Dataset records
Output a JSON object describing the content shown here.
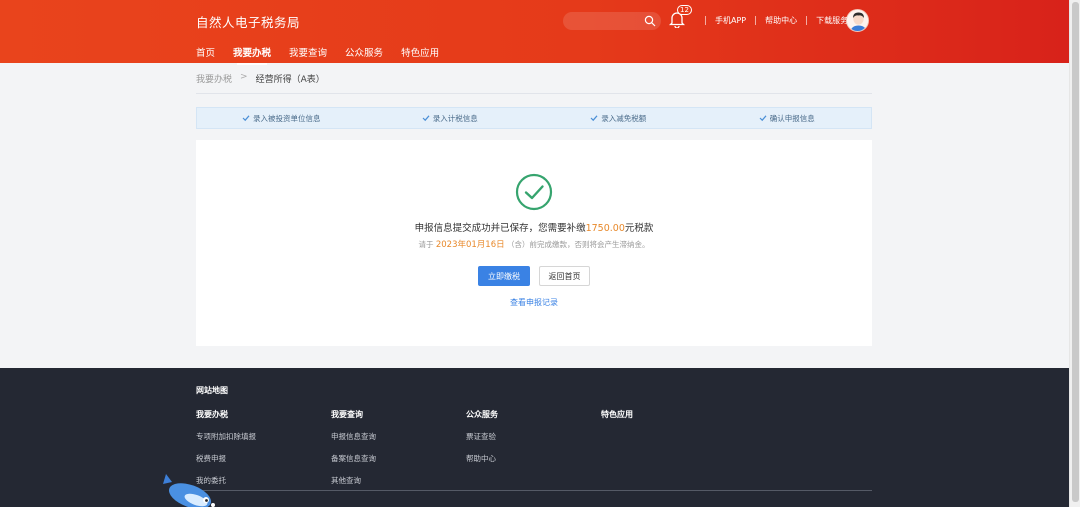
{
  "header": {
    "brand": "自然人电子税务局",
    "notification_count": "12",
    "links": [
      "手机APP",
      "帮助中心",
      "下载服务"
    ],
    "nav": [
      "首页",
      "我要办税",
      "我要查询",
      "公众服务",
      "特色应用"
    ],
    "active_nav": "我要办税"
  },
  "breadcrumb": {
    "parent": "我要办税",
    "current": "经营所得（A表）"
  },
  "steps": [
    "录入被投资单位信息",
    "录入计税信息",
    "录入减免税额",
    "确认申报信息"
  ],
  "result": {
    "msg_prefix": "申报信息提交成功并已保存，您需要补缴",
    "amount": "1750.00",
    "msg_suffix": "元税款",
    "note_prefix": "请于",
    "deadline": "2023年01月16日",
    "note_suffix": "（含）前完成缴款，否则将会产生滞纳金。",
    "pay_button": "立即缴税",
    "home_button": "返回首页",
    "view_records": "查看申报记录"
  },
  "footer": {
    "title": "网站地图",
    "columns": [
      {
        "heading": "我要办税",
        "links": [
          "专项附加扣除填报",
          "税费申报",
          "我的委托"
        ]
      },
      {
        "heading": "我要查询",
        "links": [
          "申报信息查询",
          "备案信息查询",
          "其他查询"
        ]
      },
      {
        "heading": "公众服务",
        "links": [
          "票证查验",
          "帮助中心"
        ]
      },
      {
        "heading": "特色应用",
        "links": []
      }
    ]
  },
  "colors": {
    "header_red": "#e53a1a",
    "primary_blue": "#3a82e4",
    "success_green": "#36a46e",
    "amount_orange": "#e8892b",
    "footer_bg": "#242833"
  }
}
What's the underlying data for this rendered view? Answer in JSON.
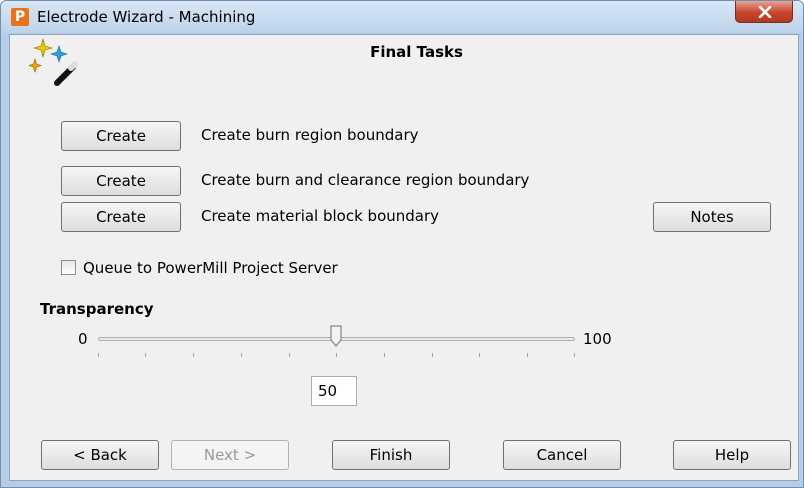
{
  "window": {
    "title": "Electrode Wizard - Machining",
    "app_icon": "P"
  },
  "main": {
    "heading": "Final Tasks",
    "tasks": [
      {
        "button": "Create",
        "label": "Create burn region boundary"
      },
      {
        "button": "Create",
        "label": "Create burn and clearance region boundary"
      },
      {
        "button": "Create",
        "label": "Create material block boundary"
      }
    ],
    "notes_button": "Notes",
    "queue_checkbox": {
      "label": "Queue to PowerMill Project Server",
      "checked": false
    },
    "transparency": {
      "title": "Transparency",
      "min_label": "0",
      "max_label": "100",
      "value": "50",
      "level": 0.5
    }
  },
  "footer": {
    "back": "< Back",
    "next": "Next >",
    "finish": "Finish",
    "cancel": "Cancel",
    "help": "Help"
  },
  "colors": {
    "title_bar": "#bcd2ea",
    "close_button": "#c7462b",
    "dialog_background": "#f0f0f0",
    "app_icon": "#e8731a"
  },
  "icons": [
    "app-logo-icon",
    "close-icon",
    "wizard-wand-icon",
    "slider-thumb-icon"
  ]
}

* WORK TO BE COMPLETED
Copy all the records above exactly, but leave out the pictures.

* FULL RESPONSE
Output a JSON object describing the content shown here.
{
  "header": {
    "brand": "自然人电子税务局",
    "notification_count": "12",
    "links": [
      "手机APP",
      "帮助中心",
      "下载服务"
    ],
    "nav": [
      "首页",
      "我要办税",
      "我要查询",
      "公众服务",
      "特色应用"
    ],
    "active_nav": "我要办税"
  },
  "breadcrumb": {
    "parent": "我要办税",
    "current": "经营所得（A表）"
  },
  "steps": [
    "录入被投资单位信息",
    "录入计税信息",
    "录入减免税额",
    "确认申报信息"
  ],
  "result": {
    "msg_prefix": "申报信息提交成功并已保存，您需要补缴",
    "amount": "1750.00",
    "msg_suffix": "元税款",
    "note_prefix": "请于",
    "deadline": "2023年01月16日",
    "note_suffix": "（含）前完成缴款，否则将会产生滞纳金。",
    "pay_button": "立即缴税",
    "home_button": "返回首页",
    "view_records": "查看申报记录"
  },
  "footer": {
    "title": "网站地图",
    "columns": [
      {
        "heading": "我要办税",
        "links": [
          "专项附加扣除填报",
          "税费申报",
          "我的委托"
        ]
      },
      {
        "heading": "我要查询",
        "links": [
          "申报信息查询",
          "备案信息查询",
          "其他查询"
        ]
      },
      {
        "heading": "公众服务",
        "links": [
          "票证查验",
          "帮助中心"
        ]
      },
      {
        "heading": "特色应用",
        "links": []
      }
    ]
  },
  "colors": {
    "header_red": "#e53a1a",
    "primary_blue": "#3a82e4",
    "success_green": "#36a46e",
    "amount_orange": "#e8892b",
    "footer_bg": "#242833"
  }
}
What's the underlying data for this rendered view? Answer in JSON.
{
  "window": {
    "title": "Electrode Wizard - Machining",
    "app_icon": "P"
  },
  "main": {
    "heading": "Final Tasks",
    "tasks": [
      {
        "button": "Create",
        "label": "Create burn region boundary"
      },
      {
        "button": "Create",
        "label": "Create burn and clearance region boundary"
      },
      {
        "button": "Create",
        "label": "Create material block boundary"
      }
    ],
    "notes_button": "Notes",
    "queue_checkbox": {
      "label": "Queue to PowerMill Project Server",
      "checked": false
    },
    "transparency": {
      "title": "Transparency",
      "min_label": "0",
      "max_label": "100",
      "value": "50",
      "level": 0.5
    }
  },
  "footer": {
    "back": "< Back",
    "next": "Next >",
    "finish": "Finish",
    "cancel": "Cancel",
    "help": "Help"
  },
  "colors": {
    "title_bar": "#bcd2ea",
    "close_button": "#c7462b",
    "dialog_background": "#f0f0f0",
    "app_icon": "#e8731a"
  },
  "icons": [
    "app-logo-icon",
    "close-icon",
    "wizard-wand-icon",
    "slider-thumb-icon"
  ]
}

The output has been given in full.